### Written request
Read the records and write them out again exactly.

### Extracted information
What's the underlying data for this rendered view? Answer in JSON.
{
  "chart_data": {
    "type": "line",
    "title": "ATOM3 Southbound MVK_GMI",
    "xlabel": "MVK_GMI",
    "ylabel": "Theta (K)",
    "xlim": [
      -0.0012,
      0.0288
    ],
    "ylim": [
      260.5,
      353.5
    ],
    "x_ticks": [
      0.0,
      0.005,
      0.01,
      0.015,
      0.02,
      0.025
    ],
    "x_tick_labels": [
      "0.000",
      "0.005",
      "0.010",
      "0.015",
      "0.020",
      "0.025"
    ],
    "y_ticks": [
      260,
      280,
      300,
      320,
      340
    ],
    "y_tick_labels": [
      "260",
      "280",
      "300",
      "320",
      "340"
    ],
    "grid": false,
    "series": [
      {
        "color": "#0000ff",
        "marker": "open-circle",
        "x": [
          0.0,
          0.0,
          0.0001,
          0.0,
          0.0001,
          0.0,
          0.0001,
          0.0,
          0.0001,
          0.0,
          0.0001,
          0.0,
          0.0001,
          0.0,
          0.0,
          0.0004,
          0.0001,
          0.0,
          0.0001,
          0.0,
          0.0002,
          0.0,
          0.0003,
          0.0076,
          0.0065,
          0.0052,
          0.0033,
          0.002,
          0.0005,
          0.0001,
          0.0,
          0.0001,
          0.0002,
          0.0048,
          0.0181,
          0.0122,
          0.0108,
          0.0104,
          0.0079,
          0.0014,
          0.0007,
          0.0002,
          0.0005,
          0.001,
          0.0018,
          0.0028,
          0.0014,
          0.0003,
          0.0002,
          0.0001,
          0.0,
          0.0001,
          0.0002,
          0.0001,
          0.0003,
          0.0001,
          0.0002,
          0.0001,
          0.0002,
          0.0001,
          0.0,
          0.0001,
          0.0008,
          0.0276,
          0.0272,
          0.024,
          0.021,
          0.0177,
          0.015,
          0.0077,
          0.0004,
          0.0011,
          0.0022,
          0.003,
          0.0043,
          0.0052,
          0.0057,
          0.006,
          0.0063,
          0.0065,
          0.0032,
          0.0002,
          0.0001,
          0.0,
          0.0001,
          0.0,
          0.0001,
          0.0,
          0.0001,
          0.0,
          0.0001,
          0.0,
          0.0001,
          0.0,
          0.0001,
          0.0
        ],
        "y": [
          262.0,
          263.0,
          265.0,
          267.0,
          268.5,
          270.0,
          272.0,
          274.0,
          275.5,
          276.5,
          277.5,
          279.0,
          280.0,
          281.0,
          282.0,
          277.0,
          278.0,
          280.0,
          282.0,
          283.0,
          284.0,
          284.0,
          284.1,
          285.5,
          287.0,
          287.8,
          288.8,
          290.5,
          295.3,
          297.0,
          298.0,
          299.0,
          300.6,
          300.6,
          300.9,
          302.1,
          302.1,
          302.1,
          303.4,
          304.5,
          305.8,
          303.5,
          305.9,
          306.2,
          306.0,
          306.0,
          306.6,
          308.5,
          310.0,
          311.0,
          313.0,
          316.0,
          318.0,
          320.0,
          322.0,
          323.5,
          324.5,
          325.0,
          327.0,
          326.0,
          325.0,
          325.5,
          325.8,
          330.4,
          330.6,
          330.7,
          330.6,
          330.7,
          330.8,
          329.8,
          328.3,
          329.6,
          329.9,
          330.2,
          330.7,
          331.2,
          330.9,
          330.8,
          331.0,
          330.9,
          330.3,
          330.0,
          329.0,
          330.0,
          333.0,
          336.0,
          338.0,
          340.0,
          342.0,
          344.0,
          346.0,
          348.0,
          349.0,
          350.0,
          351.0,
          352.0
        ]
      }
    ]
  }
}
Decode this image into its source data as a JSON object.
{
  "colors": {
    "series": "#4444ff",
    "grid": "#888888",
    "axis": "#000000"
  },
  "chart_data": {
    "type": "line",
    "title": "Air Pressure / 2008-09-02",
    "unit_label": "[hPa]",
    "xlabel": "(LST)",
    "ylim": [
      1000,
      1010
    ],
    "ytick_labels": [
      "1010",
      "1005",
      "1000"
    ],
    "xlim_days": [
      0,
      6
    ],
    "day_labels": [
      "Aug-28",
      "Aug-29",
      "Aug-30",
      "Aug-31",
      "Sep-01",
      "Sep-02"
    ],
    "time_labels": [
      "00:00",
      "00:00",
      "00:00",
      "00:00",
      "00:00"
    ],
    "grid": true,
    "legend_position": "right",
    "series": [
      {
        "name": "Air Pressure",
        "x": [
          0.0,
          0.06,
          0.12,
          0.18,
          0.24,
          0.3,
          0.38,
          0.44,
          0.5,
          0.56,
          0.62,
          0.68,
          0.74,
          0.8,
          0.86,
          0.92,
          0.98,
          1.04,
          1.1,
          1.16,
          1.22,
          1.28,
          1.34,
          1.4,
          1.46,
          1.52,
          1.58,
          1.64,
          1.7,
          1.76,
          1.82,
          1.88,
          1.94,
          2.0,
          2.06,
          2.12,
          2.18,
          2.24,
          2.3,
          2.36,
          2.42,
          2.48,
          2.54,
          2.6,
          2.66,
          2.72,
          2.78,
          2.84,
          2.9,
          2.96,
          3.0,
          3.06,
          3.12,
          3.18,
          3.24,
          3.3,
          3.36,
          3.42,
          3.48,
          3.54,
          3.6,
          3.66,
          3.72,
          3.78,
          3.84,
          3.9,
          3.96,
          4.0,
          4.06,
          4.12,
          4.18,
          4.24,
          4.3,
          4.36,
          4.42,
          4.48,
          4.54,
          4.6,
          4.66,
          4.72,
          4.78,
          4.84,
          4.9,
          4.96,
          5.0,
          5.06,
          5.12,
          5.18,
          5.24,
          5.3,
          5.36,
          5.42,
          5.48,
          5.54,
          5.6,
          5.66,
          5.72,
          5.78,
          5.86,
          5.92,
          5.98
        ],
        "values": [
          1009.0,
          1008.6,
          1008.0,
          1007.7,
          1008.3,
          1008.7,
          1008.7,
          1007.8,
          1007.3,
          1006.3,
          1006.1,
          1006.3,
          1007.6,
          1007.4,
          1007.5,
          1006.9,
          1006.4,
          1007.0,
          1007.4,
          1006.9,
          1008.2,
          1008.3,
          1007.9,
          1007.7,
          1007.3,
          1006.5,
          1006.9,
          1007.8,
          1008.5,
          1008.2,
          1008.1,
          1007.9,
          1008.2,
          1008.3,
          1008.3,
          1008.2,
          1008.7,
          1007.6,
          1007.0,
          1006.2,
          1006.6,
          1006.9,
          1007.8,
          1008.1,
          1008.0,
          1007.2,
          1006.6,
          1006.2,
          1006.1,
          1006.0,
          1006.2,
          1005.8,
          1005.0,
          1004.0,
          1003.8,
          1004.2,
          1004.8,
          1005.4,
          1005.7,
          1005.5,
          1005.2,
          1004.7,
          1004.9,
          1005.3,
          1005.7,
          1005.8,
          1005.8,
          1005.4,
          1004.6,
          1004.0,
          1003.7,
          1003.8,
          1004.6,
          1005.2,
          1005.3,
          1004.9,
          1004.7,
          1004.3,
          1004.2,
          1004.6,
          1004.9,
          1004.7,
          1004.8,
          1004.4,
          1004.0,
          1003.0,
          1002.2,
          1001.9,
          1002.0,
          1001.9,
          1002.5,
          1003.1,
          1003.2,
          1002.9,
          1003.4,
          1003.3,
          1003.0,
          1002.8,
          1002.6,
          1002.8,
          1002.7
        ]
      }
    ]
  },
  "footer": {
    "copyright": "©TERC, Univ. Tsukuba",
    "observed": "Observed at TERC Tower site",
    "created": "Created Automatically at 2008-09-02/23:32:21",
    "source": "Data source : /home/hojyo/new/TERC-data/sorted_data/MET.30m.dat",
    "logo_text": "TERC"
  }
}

### Exercise answer
What's the underlying data for this rendered view? Answer in JSON.
{
  "chart_data": {
    "type": "line",
    "title": "ATOM3 Southbound MVK_GMI",
    "xlabel": "MVK_GMI",
    "ylabel": "Theta (K)",
    "xlim": [
      -0.0012,
      0.0288
    ],
    "ylim": [
      260.5,
      353.5
    ],
    "x_ticks": [
      0.0,
      0.005,
      0.01,
      0.015,
      0.02,
      0.025
    ],
    "x_tick_labels": [
      "0.000",
      "0.005",
      "0.010",
      "0.015",
      "0.020",
      "0.025"
    ],
    "y_ticks": [
      260,
      280,
      300,
      320,
      340
    ],
    "y_tick_labels": [
      "260",
      "280",
      "300",
      "320",
      "340"
    ],
    "grid": false,
    "series": [
      {
        "color": "#0000ff",
        "marker": "open-circle",
        "x": [
          0.0,
          0.0,
          0.0001,
          0.0,
          0.0001,
          0.0,
          0.0001,
          0.0,
          0.0001,
          0.0,
          0.0001,
          0.0,
          0.0001,
          0.0,
          0.0,
          0.0004,
          0.0001,
          0.0,
          0.0001,
          0.0,
          0.0002,
          0.0,
          0.0003,
          0.0076,
          0.0065,
          0.0052,
          0.0033,
          0.002,
          0.0005,
          0.0001,
          0.0,
          0.0001,
          0.0002,
          0.0048,
          0.0181,
          0.0122,
          0.0108,
          0.0104,
          0.0079,
          0.0014,
          0.0007,
          0.0002,
          0.0005,
          0.001,
          0.0018,
          0.0028,
          0.0014,
          0.0003,
          0.0002,
          0.0001,
          0.0,
          0.0001,
          0.0002,
          0.0001,
          0.0003,
          0.0001,
          0.0002,
          0.0001,
          0.0002,
          0.0001,
          0.0,
          0.0001,
          0.0008,
          0.0276,
          0.0272,
          0.024,
          0.021,
          0.0177,
          0.015,
          0.0077,
          0.0004,
          0.0011,
          0.0022,
          0.003,
          0.0043,
          0.0052,
          0.0057,
          0.006,
          0.0063,
          0.0065,
          0.0032,
          0.0002,
          0.0001,
          0.0,
          0.0001,
          0.0,
          0.0001,
          0.0,
          0.0001,
          0.0,
          0.0001,
          0.0,
          0.0001,
          0.0,
          0.0001,
          0.0
        ],
        "y": [
          262.0,
          263.0,
          265.0,
          267.0,
          268.5,
          270.0,
          272.0,
          274.0,
          275.5,
          276.5,
          277.5,
          279.0,
          280.0,
          281.0,
          282.0,
          277.0,
          278.0,
          280.0,
          282.0,
          283.0,
          284.0,
          284.0,
          284.1,
          285.5,
          287.0,
          287.8,
          288.8,
          290.5,
          295.3,
          297.0,
          298.0,
          299.0,
          300.6,
          300.6,
          300.9,
          302.1,
          302.1,
          302.1,
          303.4,
          304.5,
          305.8,
          303.5,
          305.9,
          306.2,
          306.0,
          306.0,
          306.6,
          308.5,
          310.0,
          311.0,
          313.0,
          316.0,
          318.0,
          320.0,
          322.0,
          323.5,
          324.5,
          325.0,
          327.0,
          326.0,
          325.0,
          325.5,
          325.8,
          330.4,
          330.6,
          330.7,
          330.6,
          330.7,
          330.8,
          329.8,
          328.3,
          329.6,
          329.9,
          330.2,
          330.7,
          331.2,
          330.9,
          330.8,
          331.0,
          330.9,
          330.3,
          330.0,
          329.0,
          330.0,
          333.0,
          336.0,
          338.0,
          340.0,
          342.0,
          344.0,
          346.0,
          348.0,
          349.0,
          350.0,
          351.0,
          352.0
        ]
      }
    ]
  }
}
Decode this image into its source data as a JSON object.
{
  "colors": {
    "series": "#4444ff",
    "grid": "#888888",
    "axis": "#000000"
  },
  "chart_data": {
    "type": "line",
    "title": "Air Pressure / 2008-09-02",
    "unit_label": "[hPa]",
    "xlabel": "(LST)",
    "ylim": [
      1000,
      1010
    ],
    "ytick_labels": [
      "1010",
      "1005",
      "1000"
    ],
    "xlim_days": [
      0,
      6
    ],
    "day_labels": [
      "Aug-28",
      "Aug-29",
      "Aug-30",
      "Aug-31",
      "Sep-01",
      "Sep-02"
    ],
    "time_labels": [
      "00:00",
      "00:00",
      "00:00",
      "00:00",
      "00:00"
    ],
    "grid": true,
    "legend_position": "right",
    "series": [
      {
        "name": "Air Pressure",
        "x": [
          0.0,
          0.06,
          0.12,
          0.18,
          0.24,
          0.3,
          0.38,
          0.44,
          0.5,
          0.56,
          0.62,
          0.68,
          0.74,
          0.8,
          0.86,
          0.92,
          0.98,
          1.04,
          1.1,
          1.16,
          1.22,
          1.28,
          1.34,
          1.4,
          1.46,
          1.52,
          1.58,
          1.64,
          1.7,
          1.76,
          1.82,
          1.88,
          1.94,
          2.0,
          2.06,
          2.12,
          2.18,
          2.24,
          2.3,
          2.36,
          2.42,
          2.48,
          2.54,
          2.6,
          2.66,
          2.72,
          2.78,
          2.84,
          2.9,
          2.96,
          3.0,
          3.06,
          3.12,
          3.18,
          3.24,
          3.3,
          3.36,
          3.42,
          3.48,
          3.54,
          3.6,
          3.66,
          3.72,
          3.78,
          3.84,
          3.9,
          3.96,
          4.0,
          4.06,
          4.12,
          4.18,
          4.24,
          4.3,
          4.36,
          4.42,
          4.48,
          4.54,
          4.6,
          4.66,
          4.72,
          4.78,
          4.84,
          4.9,
          4.96,
          5.0,
          5.06,
          5.12,
          5.18,
          5.24,
          5.3,
          5.36,
          5.42,
          5.48,
          5.54,
          5.6,
          5.66,
          5.72,
          5.78,
          5.86,
          5.92,
          5.98
        ],
        "values": [
          1009.0,
          1008.6,
          1008.0,
          1007.7,
          1008.3,
          1008.7,
          1008.7,
          1007.8,
          1007.3,
          1006.3,
          1006.1,
          1006.3,
          1007.6,
          1007.4,
          1007.5,
          1006.9,
          1006.4,
          1007.0,
          1007.4,
          1006.9,
          1008.2,
          1008.3,
          1007.9,
          1007.7,
          1007.3,
          1006.5,
          1006.9,
          1007.8,
          1008.5,
          1008.2,
          1008.1,
          1007.9,
          1008.2,
          1008.3,
          1008.3,
          1008.2,
          1008.7,
          1007.6,
          1007.0,
          1006.2,
          1006.6,
          1006.9,
          1007.8,
          1008.1,
          1008.0,
          1007.2,
          1006.6,
          1006.2,
          1006.1,
          1006.0,
          1006.2,
          1005.8,
          1005.0,
          1004.0,
          1003.8,
          1004.2,
          1004.8,
          1005.4,
          1005.7,
          1005.5,
          1005.2,
          1004.7,
          1004.9,
          1005.3,
          1005.7,
          1005.8,
          1005.8,
          1005.4,
          1004.6,
          1004.0,
          1003.7,
          1003.8,
          1004.6,
          1005.2,
          1005.3,
          1004.9,
          1004.7,
          1004.3,
          1004.2,
          1004.6,
          1004.9,
          1004.7,
          1004.8,
          1004.4,
          1004.0,
          1003.0,
          1002.2,
          1001.9,
          1002.0,
          1001.9,
          1002.5,
          1003.1,
          1003.2,
          1002.9,
          1003.4,
          1003.3,
          1003.0,
          1002.8,
          1002.6,
          1002.8,
          1002.7
        ]
      }
    ]
  },
  "footer": {
    "copyright": "©TERC, Univ. Tsukuba",
    "observed": "Observed at TERC Tower site",
    "created": "Created Automatically at 2008-09-02/23:32:21",
    "source": "Data source : /home/hojyo/new/TERC-data/sorted_data/MET.30m.dat",
    "logo_text": "TERC"
  }
}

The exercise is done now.